| YOUR GOAL |
Give the number of lines below that contain the word "morrow", and nothing else.

[Stored data entries]
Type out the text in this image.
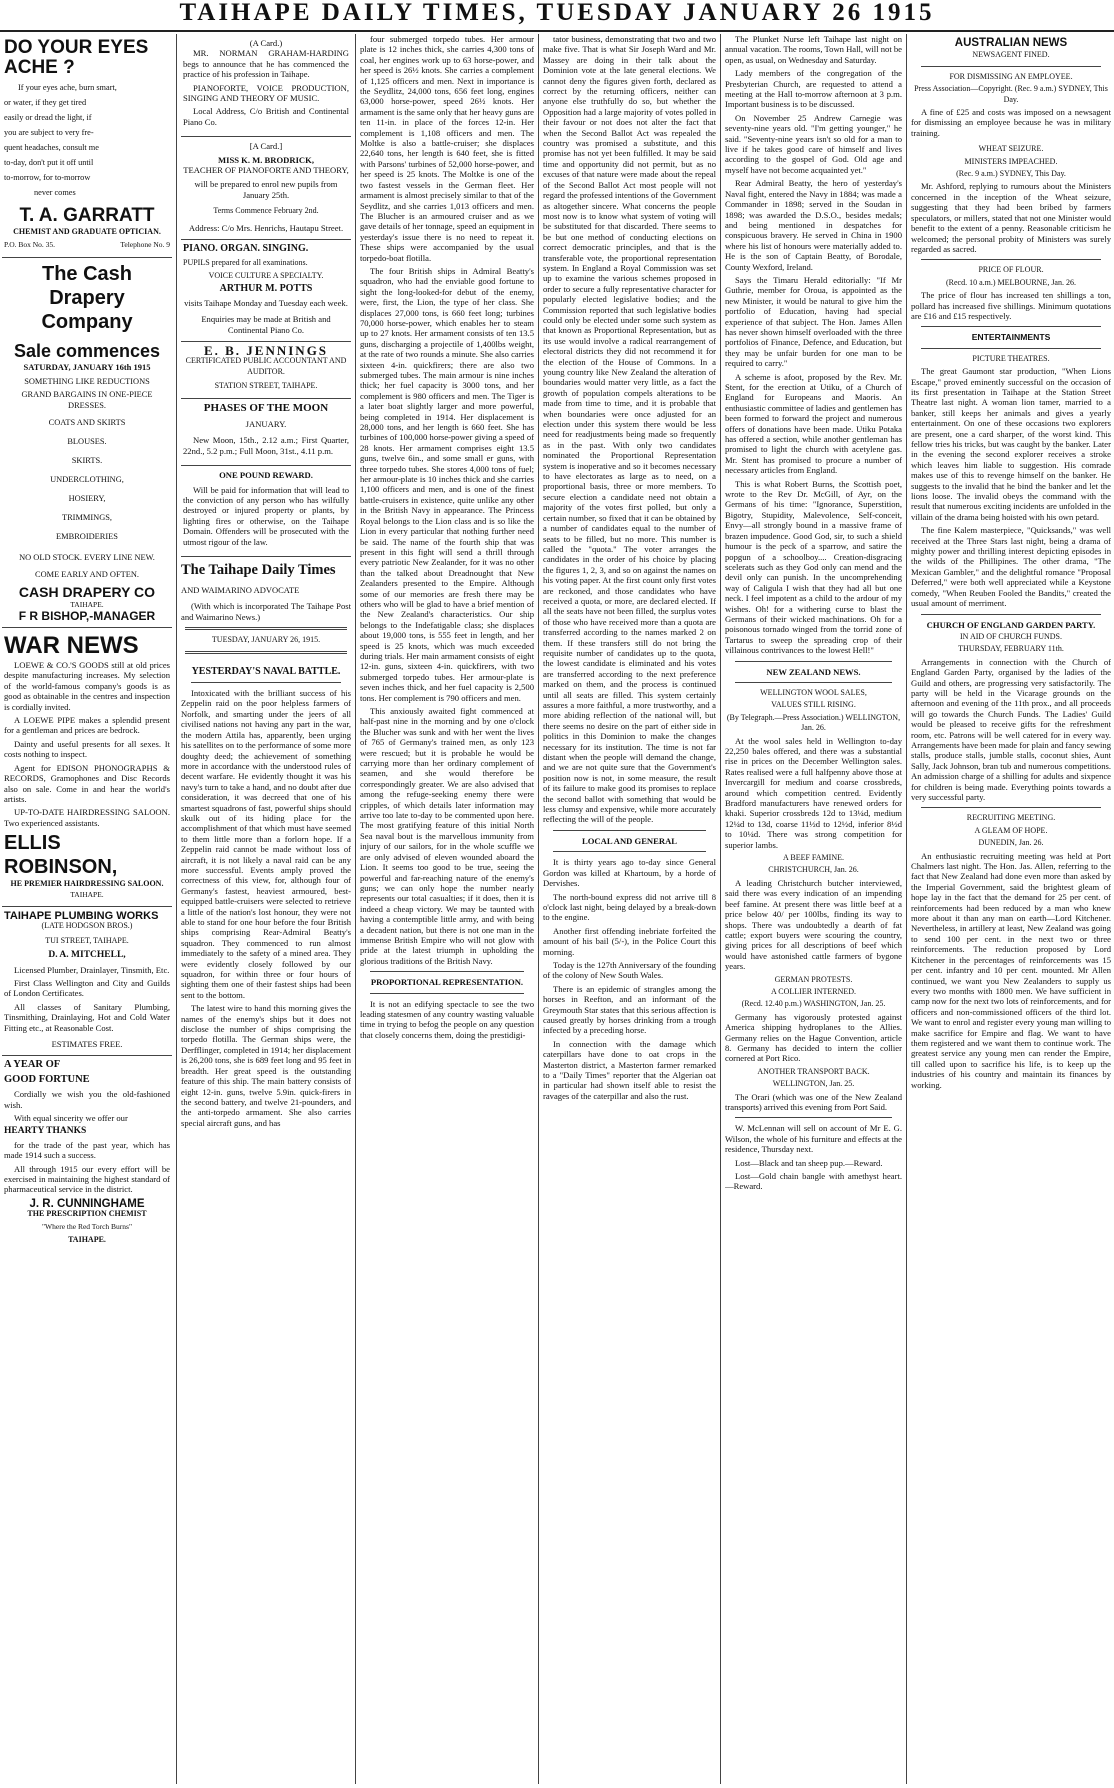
TAIHAPE DAILY TIMES, TUESDAY JANUARY 26 1915
DO YOUR EYES ACHE ?
If your eyes ache, burn smart,
or water, if they get tired
easily or dread the light, if
you are subject to very fre-
quent headaches, consult me
to-day, don't put it off until
to-morrow, for to-morrow
never comes
T. A. GARRATT
CHEMIST AND GRADUATE OPTICIAN.
P.O. Box No. 35.	Telephone No. 9
The Cash Drapery Company
Sale commences
SATURDAY, JANUARY 16th 1915
SOMETHING LIKE REDUCTIONS
GRAND BARGAINS IN ONE-PIECE DRESSES.
COATS AND SKIRTS
BLOUSES.
SKIRTS.
UNDERCLOTHING,
HOSIERY,
TRIMMINGS,
EMBROIDERIES
NO OLD STOCK. EVERY LINE NEW.
COME EARLY AND OFTEN.
CASH DRAPERY CO
TAIHAPE.
F R BISHOP,-MANAGER
WAR NEWS

LOEWE & CO.'S GOODS still at old prices despite manufacturing increases. My selection of the world-famous company's goods is as good as obtainable in the centres and inspection is cordially invited.

A LOEWE PIPE makes a splendid present for a gentleman and prices are bedrock.

Dainty and useful presents for all sexes. It costs nothing to inspect.

Agent for EDISON PHONOGRAPHS & RECORDS, Gramophones and Disc Records also on sale. Come in and hear the world's artists.

UP-TO-DATE HAIRDRESSING SALOON. Two experienced assistants.

ELLIS ROBINSON,
HE PREMIER HAIRDRESSING SALOON.
TAIHAPE.
TAIHAPE PLUMBING WORKS
(LATE HODGSON BROS.)
TUI STREET, TAIHAPE.
D. A. MITCHELL,

Licensed Plumber, Drainlayer, Tinsmith, Etc.

First Class Wellington and City and Guilds of London Certificates.

All classes of Sanitary Plumbing, Tinsmithing, Drainlaying, Hot and Cold Water Fitting etc., at Reasonable Cost.

ESTIMATES FREE.
A YEAR OF
GOOD FORTUNE

Cordially we wish you the old-fashioned wish.

With equal sincerity we offer our

HEARTY THANKS

for the trade of the past year, which has made 1914 such a success.

All through 1915 our every effort will be exercised in maintaining the highest standard of pharmaceutical service in the district.

J. R. CUNNINGHAME
THE PRESCRIPTION CHEMIST
"Where the Red Torch Burns"
TAIHAPE.
(A Card.)

MR. NORMAN GRAHAM-HARDING begs to announce that he has commenced the practice of his profession in Taihape.

PIANOFORTE, VOICE PRODUCTION, SINGING AND THEORY OF MUSIC.

Local Address, C/o British and Continental Piano Co.

[A Card.]
MISS K. M. BRODRICK,
TEACHER OF PIANOFORTE AND THEORY,
will be prepared to enrol new pupils from January 25th.
Terms Commence February 2nd.
Address: C/o Mrs. Henrichs, Hautapu Street.
PIANO. ORGAN. SINGING.
PUPILS prepared for all examinations.
VOICE CULTURE A SPECIALTY.
ARTHUR M. POTTS
visits Taihape Monday and Tuesday each week.
Enquiries may be made at British and Continental Piano Co.
E. B. JENNINGS
CERTIFICATED PUBLIC ACCOUNTANT AND AUDITOR.
STATION STREET, TAIHAPE.
PHASES OF THE MOON
JANUARY.

New Moon, 15th., 2.12 a.m.; First Quarter, 22nd., 5.2 p.m.; Full Moon, 31st., 4.11 p.m.

ONE POUND REWARD.

Will be paid for information that will lead to the conviction of any person who has wilfully destroyed or injured property or plants, by lighting fires or otherwise, on the Taihape Domain. Offenders will be prosecuted with the utmost rigour of the law.

The Taihape Daily Times
AND WAIMARINO ADVOCATE

(With which is incorporated The Taihape Post and Waimarino News.)

TUESDAY, JANUARY 26, 1915.
YESTERDAY'S NAVAL BATTLE.

Intoxicated with the brilliant success of his Zeppelin raid on the poor helpless farmers of Norfolk, and smarting under the jeers of all civilised nations not having any part in the war, the modern Attila has, apparently, been urging his satellites on to the performance of some more doughty deed; the achievement of something more in accordance with the understood rules of decent warfare. He evidently thought it was his navy's turn to take a hand, and no doubt after due consideration, it was decreed that one of his smartest squadrons of fast, powerful ships should skulk out of its hiding place for the accomplishment of that which must have seemed to them little more than a forlorn hope. If a Zeppelin raid cannot be made without loss of aircraft, it is not likely a naval raid can be any more successful. Events amply proved the correctness of this view, for, although four of Germany's fastest, heaviest armoured, best-equipped battle-cruisers were selected to retrieve a little of the nation's lost honour, they were not able to stand for one hour before the four British ships comprising Rear-Admiral Beatty's squadron. They commenced to run almost immediately to the safety of a mined area. They were evidently closely followed by our squadron, for within three or four hours of sighting them one of their fastest ships had been sent to the bottom.

The latest wire to hand this morning gives the names of the enemy's ships but it does not disclose the number of ships comprising the torpedo flotilla. The German ships were, the Derfflinger, completed in 1914; her displacement is 26,200 tons, she is 689 feet long and 95 feet in breadth. Her great speed is the outstanding feature of this ship. The main battery consists of eight 12-in. guns, twelve 5.9in. quick-firers in the second battery, and twelve 21-pounders, and the anti-torpedo armament. She also carries special aircraft guns, and has

four submerged torpedo tubes. Her armour plate is 12 inches thick, she carries 4,300 tons of coal, her engines work up to 63 horse-power, and her speed is 26½ knots. She carries a complement of 1,125 officers and men. Next in importance is the Seydlitz, 24,000 tons, 656 feet long, engines 63,000 horse-power, speed 26½ knots. Her armament is the same only that her heavy guns are ten 11-in. in place of the forces 12-in. Her complement is 1,108 officers and men. The Moltke is also a battle-cruiser; she displaces 22,640 tons, her length is 640 feet, she is fitted with Parsons' turbines of 52,000 horse-power, and her speed is 25 knots. The Moltke is one of the two fastest vessels in the German fleet. Her armament is almost precisely similar to that of the Seydlitz, and she carries 1,013 officers and men. The Blucher is an armoured cruiser and as we gave details of her tonnage, speed an equipment in yesterday's issue there is no need to repeat it. These ships were accompanied by the usual torpedo-boat flotilla.

The four British ships in Admiral Beatty's squadron, who had the enviable good fortune to sight the long-looked-for debut of the enemy, were, first, the Lion, the type of her class. She displaces 27,000 tons, is 660 feet long; turbines 70,000 horse-power, which enables her to steam up to 27 knots. Her armament consists of ten 13.5 guns, discharging a projectile of 1,400lbs weight, at the rate of two rounds a minute. She also carries sixteen 4-in. quickfirers; there are also two submerged tubes. The main armour is nine inches thick; her fuel capacity is 3000 tons, and her complement is 980 officers and men. The Tiger is a later boat slightly larger and more powerful, being completed in 1914. Her displacement is 28,000 tons, and her length is 660 feet. She has turbines of 100,000 horse-power giving a speed of 28 knots. Her armament comprises eight 13.5 guns, twelve 6in., and some small er guns, with three torpedo tubes. She stores 4,000 tons of fuel; her armour-plate is 10 inches thick and she carries 1,100 officers and men, and is one of the finest battle-cruisers in existence, quite unlike any other in the British Navy in appearance. The Princess Royal belongs to the Lion class and is so like the Lion in every particular that nothing further need be said. The name of the fourth ship that was present in this fight will send a thrill through every patriotic New Zealander, for it was no other than the talked about Dreadnought that New Zealanders presented to the Empire. Although some of our memories are fresh there may be others who will be glad to have a brief mention of the New Zealand's characteristics. Our ship belongs to the Indefatigable class; she displaces about 19,000 tons, is 555 feet in length, and her speed is 25 knots, which was much exceeded during trials. Her main armament consists of eight 12-in. guns, sixteen 4-in. quickfirers, with two submerged torpedo tubes. Her armour-plate is seven inches thick, and her fuel capacity is 2,500 tons. Her complement is 790 officers and men.

This anxiously awaited fight commenced at half-past nine in the morning and by one o'clock the Blucher was sunk and with her went the lives of 765 of Germany's trained men, as only 123 were rescued; but it is probable he would be carrying more than her ordinary complement of seamen, and she would therefore be correspondingly greater. We are also advised that among the refuge-seeking enemy there were cripples, of which details later information may arrive too late to-day to be commented upon here. The most gratifying feature of this initial North Sea naval bout is the marvellous immunity from injury of our sailors, for in the whole scuffle we are only advised of eleven wounded aboard the Lion. It seems too good to be true, seeing the powerful and far-reaching nature of the enemy's guns; we can only hope the number nearly represents our total casualties; if it does, then it is indeed a cheap victory. We may be taunted with having a contemptible little army, and with being a decadent nation, but there is not one man in the immense British Empire who will not glow with pride at the latest triumph in upholding the glorious traditions of the British Navy.

PROPORTIONAL REPRESENTATION.

It is not an edifying spectacle to see the two leading statesmen of any country wasting valuable time in trying to befog the people on any question that closely concerns them, doing the prestidigi-

tator business, demonstrating that two and two make five. That is what Sir Joseph Ward and Mr. Massey are doing in their talk about the Dominion vote at the late general elections. We cannot deny the figures given forth, declared as correct by the returning officers, neither can anyone else truthfully do so, but whether the Opposition had a large majority of votes polled in their favour or not does not alter the fact that when the Second Ballot Act was repealed the country was promised a substitute, and this promise has not yet been fulfilled. It may be said time and opportunity did not permit, but as no excuses of that nature were made about the repeal of the Second Ballot Act most people will not regard the professed intentions of the Government as altogether sincere. What concerns the people most now is to know what system of voting will be substituted for that discarded. There seems to be but one method of conducting elections on correct democratic principles, and that is the transferable vote, the proportional representation system. In England a Royal Commission was set up to examine the various schemes proposed in order to secure a fully representative character for popularly elected legislative bodies; and the Commission reported that such legislative bodies could only be elected under some such system as that known as Proportional Representation, but as its use would involve a radical rearrangement of electoral districts they did not recommend it for the election of the House of Commons. In a young country like New Zealand the alteration of boundaries would matter very little, as a fact the growth of population compels alterations to be made from time to time, and it is probable that when boundaries were once adjusted for an election under this system there would be less need for readjustments being made so frequently as in the past. With only two candidates nominated the Proportional Representation system is inoperative and so it becomes necessary to have electorates as large as to need, on a proportional basis, three or more members. To secure election a candidate need not obtain a majority of the votes first polled, but only a certain number, so fixed that it can be obtained by a number of candidates equal to the number of seats to be filled, but no more. This number is called the "quota." The voter arranges the candidates in the order of his choice by placing the figures 1, 2, 3, and so on against the names on his voting paper. At the first count only first votes are reckoned, and those candidates who have received a quota, or more, are declared elected. If all the seats have not been filled, the surplus votes of those who have received more than a quota are transferred according to the names marked 2 on them. If these transfers still do not bring the requisite number of candidates up to the quota, the lowest candidate is eliminated and his votes are transferred according to the next preference marked on them, and the process is continued until all seats are filled. This system certainly assures a more faithful, a more trustworthy, and a more abiding reflection of the national will, but there seems no desire on the part of either side in politics in this Dominion to make the changes necessary for its institution. The time is not far distant when the people will demand the change, and we are not quite sure that the Government's position now is not, in some measure, the result of its failure to make good its promises to replace the second ballot with something that would be less clumsy and expensive, while more accurately reflecting the will of the people.

LOCAL AND GENERAL

It is thirty years ago to-day since General Gordon was killed at Khartoum, by a horde of Dervishes.

The north-bound express did not arrive till 8 o'clock last night, being delayed by a break-down to the engine.

Another first offending inebriate forfeited the amount of his bail (5/-), in the Police Court this morning.

Today is the 127th Anniversary of the founding of the colony of New South Wales.

There is an epidemic of strangles among the horses in Reefton, and an informant of the Greymouth Star states that this serious affection is caused greatly by horses drinking from a trough infected by a preceding horse.

In connection with the damage which caterpillars have done to oat crops in the Masterton district, a Masterton farmer remarked to a "Daily Times" reporter that the Algerian oat in particular had shown itself able to resist the ravages of the caterpillar and also the rust.

The Plunket Nurse left Taihape last night on annual vacation. The rooms, Town Hall, will not be open, as usual, on Wednesday and Saturday.

Lady members of the congregation of the Presbyterian Church, are requested to attend a meeting at the Hall to-morrow afternoon at 3 p.m. Important business is to be discussed.

On November 25 Andrew Carnegie was seventy-nine years old. "I'm getting younger," he said. "Seventy-nine years isn't so old for a man to live if he takes good care of himself and lives according to the gospel of God. Old age and myself have not become acquainted yet."

Rear Admiral Beatty, the hero of yesterday's Naval fight, entered the Navy in 1884; was made a Commander in 1898; served in the Soudan in 1898; was awarded the D.S.O., besides medals; and being mentioned in despatches for conspicuous bravery. He served in China in 1900 where his list of honours were materially added to. He is the son of Captain Beatty, of Borodale, County Wexford, Ireland.

Says the Timaru Herald editorially: "If Mr Guthrie, member for Oroua, is appointed as the new Minister, it would be natural to give him the portfolio of Education, having had special experience of that subject. The Hon. James Allen has never shown himself overloaded with the three portfolios of Finance, Defence, and Education, but they may be unfair burden for one man to be required to carry."

A scheme is afoot, proposed by the Rev. Mr. Stent, for the erection at Utiku, of a Church of England for Europeans and Maoris. An enthusiastic committee of ladies and gentlemen has been formed to forward the project and numerous offers of donations have been made. Utiku Potaka has offered a section, while another gentleman has promised to light the church with acetylene gas. Mr. Stent has promised to procure a number of necessary articles from England.

This is what Robert Burns, the Scottish poet, wrote to the Rev Dr. McGill, of Ayr, on the Germans of his time: "Ignorance, Superstition, Bigotry, Stupidity, Malevolence, Self-conceit, Envy—all strongly bound in a massive frame of brazen impudence. Good God, sir, to such a shield humour is the peck of a sparrow, and satire the popgun of a schoolboy.... Creation-disgracing scelerats such as they God only can mend and the devil only can punish. In the uncomprehending way of Caligula I wish that they had all but one neck. I feel impotent as a child to the ardour of my wishes. Oh! for a withering curse to blast the Germans of their wicked machinations. Oh for a poisonous tornado winged from the torrid zone of Tartarus to sweep the spreading crop of their villainous contrivances to the lowest Hell!"

NEW ZEALAND NEWS.
WELLINGTON WOOL SALES,
VALUES STILL RISING.
(By Telegraph.—Press Association.) WELLINGTON, Jan. 26.

At the wool sales held in Wellington to-day 22,250 bales offered, and there was a substantial rise in prices on the December Wellington sales. Rates realised were a full halfpenny above those at Invercargill for medium and coarse crossbreds, around which competition centred. Evidently Bradford manufacturers have renewed orders for khaki. Superior crossbreds 12d to 13¼d, medium 12¼d to 13d, coarse 11½d to 12½d, inferior 8½d to 10¼d. There was strong competition for superior lambs.

A BEEF FAMINE.
CHRISTCHURCH, Jan. 26.

A leading Christchurch butcher interviewed, said there was every indication of an impending beef famine. At present there was little beef at a price below 40/ per 100lbs, finding its way to shops. There was undoubtedly a dearth of fat cattle; export buyers were scouring the country, giving prices for all descriptions of beef which would have astonished cattle farmers of bygone years.

GERMAN PROTESTS.
A COLLIER INTERNED.
(Recd. 12.40 p.m.) WASHINGTON, Jan. 25.

Germany has vigorously protested against America shipping hydroplanes to the Allies. Germany relies on the Hague Convention, article 8. Germany has decided to intern the collier cornered at Port Rico.

ANOTHER TRANSPORT BACK.
WELLINGTON, Jan. 25.

The Orari (which was one of the New Zealand transports) arrived this evening from Port Said.

W. McLennan will sell on account of Mr E. G. Wilson, the whole of his furniture and effects at the residence, Thursday next.

Lost—Black and tan sheep pup.—Reward.

Lost—Gold chain bangle with amethyst heart.—Reward.

AUSTRALIAN NEWS
NEWSAGENT FINED.
FOR DISMISSING AN EMPLOYEE.
Press Association—Copyright. (Rec. 9 a.m.) SYDNEY, This Day.

A fine of £25 and costs was imposed on a newsagent for dismissing an employee because he was in military training.

WHEAT SEIZURE.
MINISTERS IMPEACHED.
(Rec. 9 a.m.) SYDNEY, This Day.

Mr. Ashford, replying to rumours about the Ministers concerned in the inception of the Wheat seizure, suggesting that they had been bribed by farmers speculators, or millers, stated that not one Minister would benefit to the extent of a penny. Reasonable criticism he welcomed; the personal probity of Ministers was surely regarded as sacred.

PRICE OF FLOUR.
(Recd. 10 a.m.) MELBOURNE, Jan. 26.

The price of flour has increased ten shillings a ton, pollard has increased five shillings. Minimum quotations are £16 and £15 respectively.

ENTERTAINMENTS
PICTURE THEATRES.

The great Gaumont star production, "When Lions Escape," proved eminently successful on the occasion of its first presentation in Taihape at the Station Street Theatre last night. A woman lion tamer, married to a banker, still keeps her animals and gives a yearly entertainment. On one of these occasions two explorers are present, one a card sharper, of the worst kind. This fellow tries his tricks, but was caught by the banker. Later in the evening the second explorer receives a stroke which leaves him liable to suggestion. His comrade makes use of this to revenge himself on the banker. He suggests to the invalid that he bind the banker and let the lions loose. The invalid obeys the command with the result that numerous exciting incidents are unfolded in the villain of the drama being hoisted with his own petard.

The fine Kalem masterpiece, "Quicksands," was well received at the Three Stars last night, being a drama of mighty power and thrilling interest depicting episodes in the wilds of the Phillipines. The other drama, "The Mexican Gambler," and the delightful romance "Proposal Deferred," were both well appreciated while a Keystone comedy, "When Reuben Fooled the Bandits," created the usual amount of merriment.

CHURCH OF ENGLAND GARDEN PARTY.
IN AID OF CHURCH FUNDS.
THURSDAY, FEBRUARY 11th.

Arrangements in connection with the Church of England Garden Party, organised by the ladies of the Guild and others, are progressing very satisfactorily. The party will be held in the Vicarage grounds on the afternoon and evening of the 11th prox., and all proceeds will go towards the Church Funds. The Ladies' Guild would be pleased to receive gifts for the refreshment room, etc. Patrons will be well catered for in every way. Arrangements have been made for plain and fancy sewing stalls, produce stalls, jumble stalls, coconut shies, Aunt Sally, Jack Johnson, bran tub and numerous competitions. An admission charge of a shilling for adults and sixpence for children is being made. Everything points towards a very successful party.

RECRUITING MEETING.
A GLEAM OF HOPE.
DUNEDIN, Jan. 26.

An enthusiastic recruiting meeting was held at Port Chalmers last night. The Hon. Jas. Allen, referring to the fact that New Zealand had done even more than asked by the Imperial Government, said the brightest gleam of hope lay in the fact that the demand for 25 per cent. of reinforcements had been reduced by a man who knew more about it than any man on earth—Lord Kitchener. Nevertheless, in artillery at least, New Zealand was going to send 100 per cent. in the next two or three reinforcements. The reduction proposed by Lord Kitchener in the percentages of reinforcements was 15 per cent. infantry and 10 per cent. mounted. Mr Allen continued, we want you New Zealanders to supply us every two months with 1800 men. We have sufficient in camp now for the next two lots of reinforcements, and for officers and non-commissioned officers of the third lot. We want to enrol and register every young man willing to make sacrifice for Empire and flag. We want to have them registered and we want them to continue work. The greatest service any young men can render the Empire, till called upon to sacrifice his life, is to keep up the industries of his country and maintain its finances by working.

| COMPLETED TASK |
2